**YOUR OBJECTIVE:** Your task is to output all the records below, word for word.

==== SOURCE DATA ====

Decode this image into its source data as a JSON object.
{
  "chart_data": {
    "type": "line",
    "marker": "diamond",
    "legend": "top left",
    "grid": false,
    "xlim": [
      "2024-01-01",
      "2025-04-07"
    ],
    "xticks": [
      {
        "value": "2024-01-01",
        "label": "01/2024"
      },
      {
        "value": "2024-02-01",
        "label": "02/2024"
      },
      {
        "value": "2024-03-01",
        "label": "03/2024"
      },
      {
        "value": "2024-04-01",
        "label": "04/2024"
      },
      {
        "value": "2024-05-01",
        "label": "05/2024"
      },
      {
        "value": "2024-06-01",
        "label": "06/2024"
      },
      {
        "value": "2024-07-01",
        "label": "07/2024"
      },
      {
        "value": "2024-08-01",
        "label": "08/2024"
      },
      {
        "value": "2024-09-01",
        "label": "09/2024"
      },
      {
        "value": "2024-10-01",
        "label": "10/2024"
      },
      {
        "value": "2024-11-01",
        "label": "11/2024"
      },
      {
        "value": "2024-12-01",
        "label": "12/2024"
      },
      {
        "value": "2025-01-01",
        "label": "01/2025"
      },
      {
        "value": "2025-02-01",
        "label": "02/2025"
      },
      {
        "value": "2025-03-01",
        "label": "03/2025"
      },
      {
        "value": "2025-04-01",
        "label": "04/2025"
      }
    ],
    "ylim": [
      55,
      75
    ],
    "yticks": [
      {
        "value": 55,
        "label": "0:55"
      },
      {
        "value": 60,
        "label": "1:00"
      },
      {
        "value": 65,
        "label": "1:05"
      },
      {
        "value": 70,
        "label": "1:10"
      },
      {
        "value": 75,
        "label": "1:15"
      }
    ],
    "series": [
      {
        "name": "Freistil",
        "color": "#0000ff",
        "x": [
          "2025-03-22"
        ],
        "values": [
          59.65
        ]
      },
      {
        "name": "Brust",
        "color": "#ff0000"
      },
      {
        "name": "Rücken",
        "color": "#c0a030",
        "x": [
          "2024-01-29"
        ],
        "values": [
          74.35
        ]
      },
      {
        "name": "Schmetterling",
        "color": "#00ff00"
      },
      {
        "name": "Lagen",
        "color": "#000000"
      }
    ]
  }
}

====

**TASK OUTPUT:**
Decode this image into its source data as a JSON object.
{
  "chart_data": {
    "type": "line",
    "marker": "diamond",
    "legend": "top left",
    "grid": false,
    "xlim": [
      "2024-01-01",
      "2025-04-07"
    ],
    "xticks": [
      {
        "value": "2024-01-01",
        "label": "01/2024"
      },
      {
        "value": "2024-02-01",
        "label": "02/2024"
      },
      {
        "value": "2024-03-01",
        "label": "03/2024"
      },
      {
        "value": "2024-04-01",
        "label": "04/2024"
      },
      {
        "value": "2024-05-01",
        "label": "05/2024"
      },
      {
        "value": "2024-06-01",
        "label": "06/2024"
      },
      {
        "value": "2024-07-01",
        "label": "07/2024"
      },
      {
        "value": "2024-08-01",
        "label": "08/2024"
      },
      {
        "value": "2024-09-01",
        "label": "09/2024"
      },
      {
        "value": "2024-10-01",
        "label": "10/2024"
      },
      {
        "value": "2024-11-01",
        "label": "11/2024"
      },
      {
        "value": "2024-12-01",
        "label": "12/2024"
      },
      {
        "value": "2025-01-01",
        "label": "01/2025"
      },
      {
        "value": "2025-02-01",
        "label": "02/2025"
      },
      {
        "value": "2025-03-01",
        "label": "03/2025"
      },
      {
        "value": "2025-04-01",
        "label": "04/2025"
      }
    ],
    "ylim": [
      55,
      75
    ],
    "yticks": [
      {
        "value": 55,
        "label": "0:55"
      },
      {
        "value": 60,
        "label": "1:00"
      },
      {
        "value": 65,
        "label": "1:05"
      },
      {
        "value": 70,
        "label": "1:10"
      },
      {
        "value": 75,
        "label": "1:15"
      }
    ],
    "series": [
      {
        "name": "Freistil",
        "color": "#0000ff",
        "x": [
          "2025-03-22"
        ],
        "values": [
          59.65
        ]
      },
      {
        "name": "Brust",
        "color": "#ff0000"
      },
      {
        "name": "Rücken",
        "color": "#c0a030",
        "x": [
          "2024-01-29"
        ],
        "values": [
          74.35
        ]
      },
      {
        "name": "Schmetterling",
        "color": "#00ff00"
      },
      {
        "name": "Lagen",
        "color": "#000000"
      }
    ]
  }
}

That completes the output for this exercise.